▸ **EXERCISE AIM**: Write out the material exactly, without any of its pictures.

Start of INPUT DATA

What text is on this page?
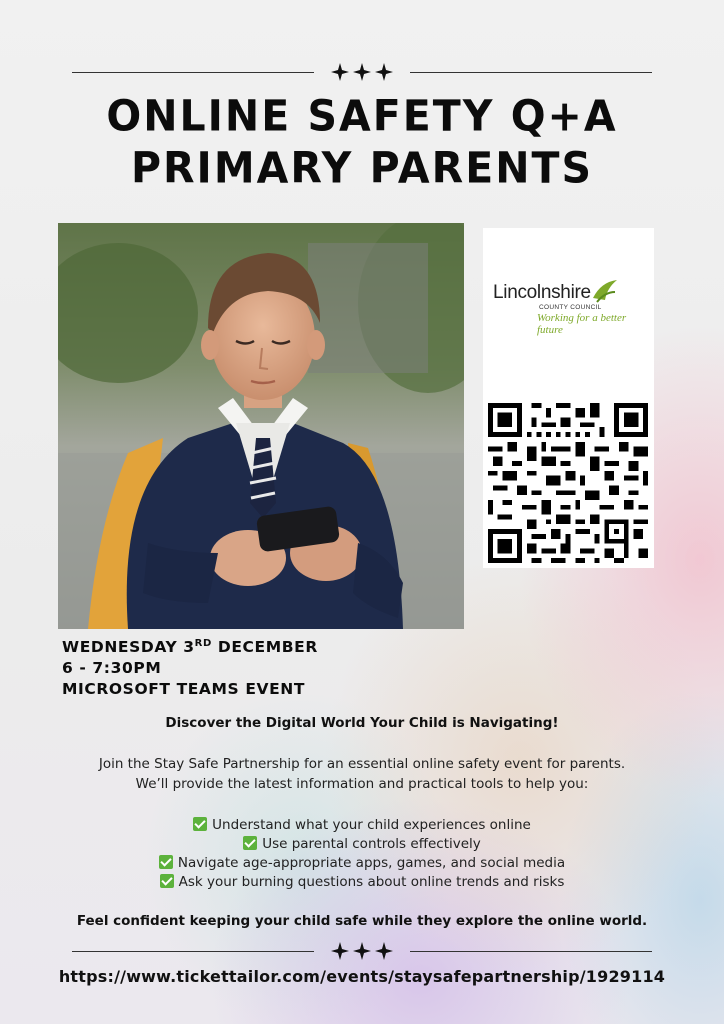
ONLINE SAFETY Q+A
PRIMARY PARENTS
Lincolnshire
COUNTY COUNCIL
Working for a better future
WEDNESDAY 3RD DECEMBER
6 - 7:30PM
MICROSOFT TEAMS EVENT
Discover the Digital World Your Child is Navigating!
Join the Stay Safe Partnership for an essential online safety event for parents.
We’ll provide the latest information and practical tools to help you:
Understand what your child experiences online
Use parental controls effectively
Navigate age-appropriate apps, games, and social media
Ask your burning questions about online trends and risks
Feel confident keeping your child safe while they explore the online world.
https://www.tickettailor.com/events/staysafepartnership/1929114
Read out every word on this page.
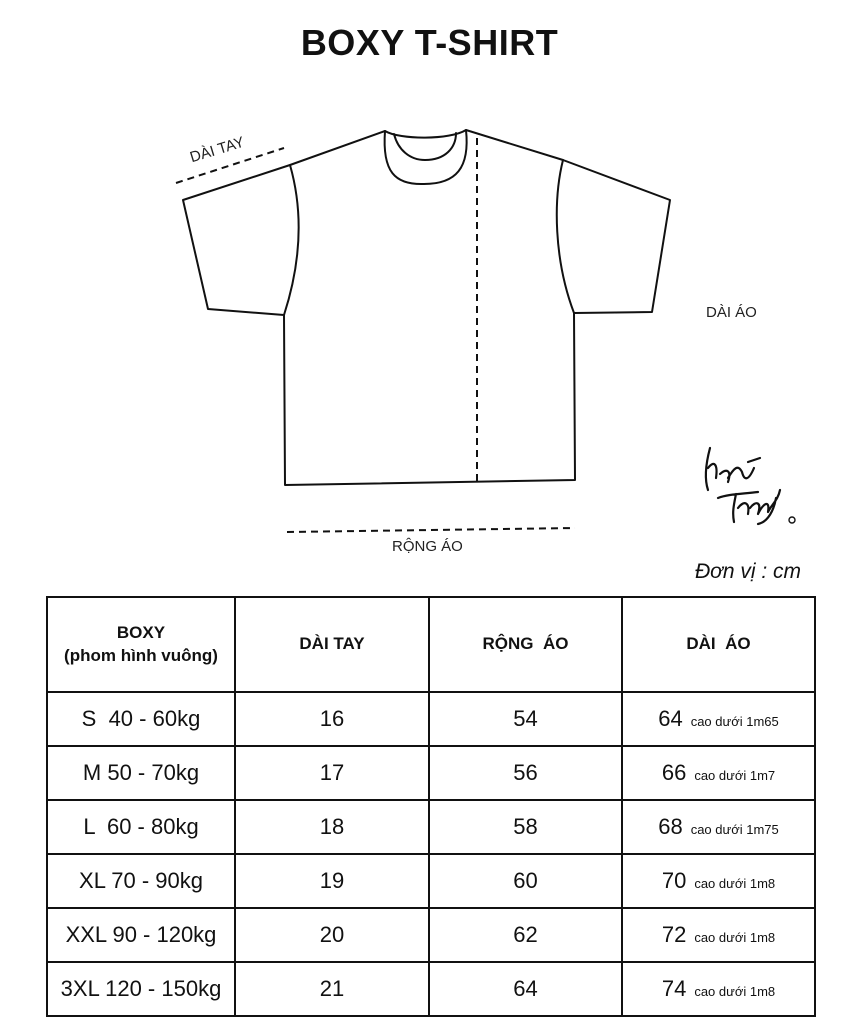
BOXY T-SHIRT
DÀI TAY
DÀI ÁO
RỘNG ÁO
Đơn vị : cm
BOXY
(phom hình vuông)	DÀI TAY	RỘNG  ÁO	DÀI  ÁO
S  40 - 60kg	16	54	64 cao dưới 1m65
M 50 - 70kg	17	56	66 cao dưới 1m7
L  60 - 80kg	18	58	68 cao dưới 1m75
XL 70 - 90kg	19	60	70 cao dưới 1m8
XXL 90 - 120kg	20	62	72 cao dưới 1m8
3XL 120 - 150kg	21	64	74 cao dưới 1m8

End of INPUT DATA

▸ **EXERCISE ANSWER**:
What text is on this page?
ONLINE SAFETY Q+A
PRIMARY PARENTS
Lincolnshire
COUNTY COUNCIL
Working for a better future
WEDNESDAY 3RD DECEMBER
6 - 7:30PM
MICROSOFT TEAMS EVENT
Discover the Digital World Your Child is Navigating!
Join the Stay Safe Partnership for an essential online safety event for parents.
We’ll provide the latest information and practical tools to help you:
Understand what your child experiences online
Use parental controls effectively
Navigate age-appropriate apps, games, and social media
Ask your burning questions about online trends and risks
Feel confident keeping your child safe while they explore the online world.
https://www.tickettailor.com/events/staysafepartnership/1929114
Read out every word on this page.
BOXY T-SHIRT
DÀI TAY
DÀI ÁO
RỘNG ÁO
Đơn vị : cm
BOXY
(phom hình vuông)	DÀI TAY	RỘNG  ÁO	DÀI  ÁO
S  40 - 60kg	16	54	64 cao dưới 1m65
M 50 - 70kg	17	56	66 cao dưới 1m7
L  60 - 80kg	18	58	68 cao dưới 1m75
XL 70 - 90kg	19	60	70 cao dưới 1m8
XXL 90 - 120kg	20	62	72 cao dưới 1m8
3XL 120 - 150kg	21	64	74 cao dưới 1m8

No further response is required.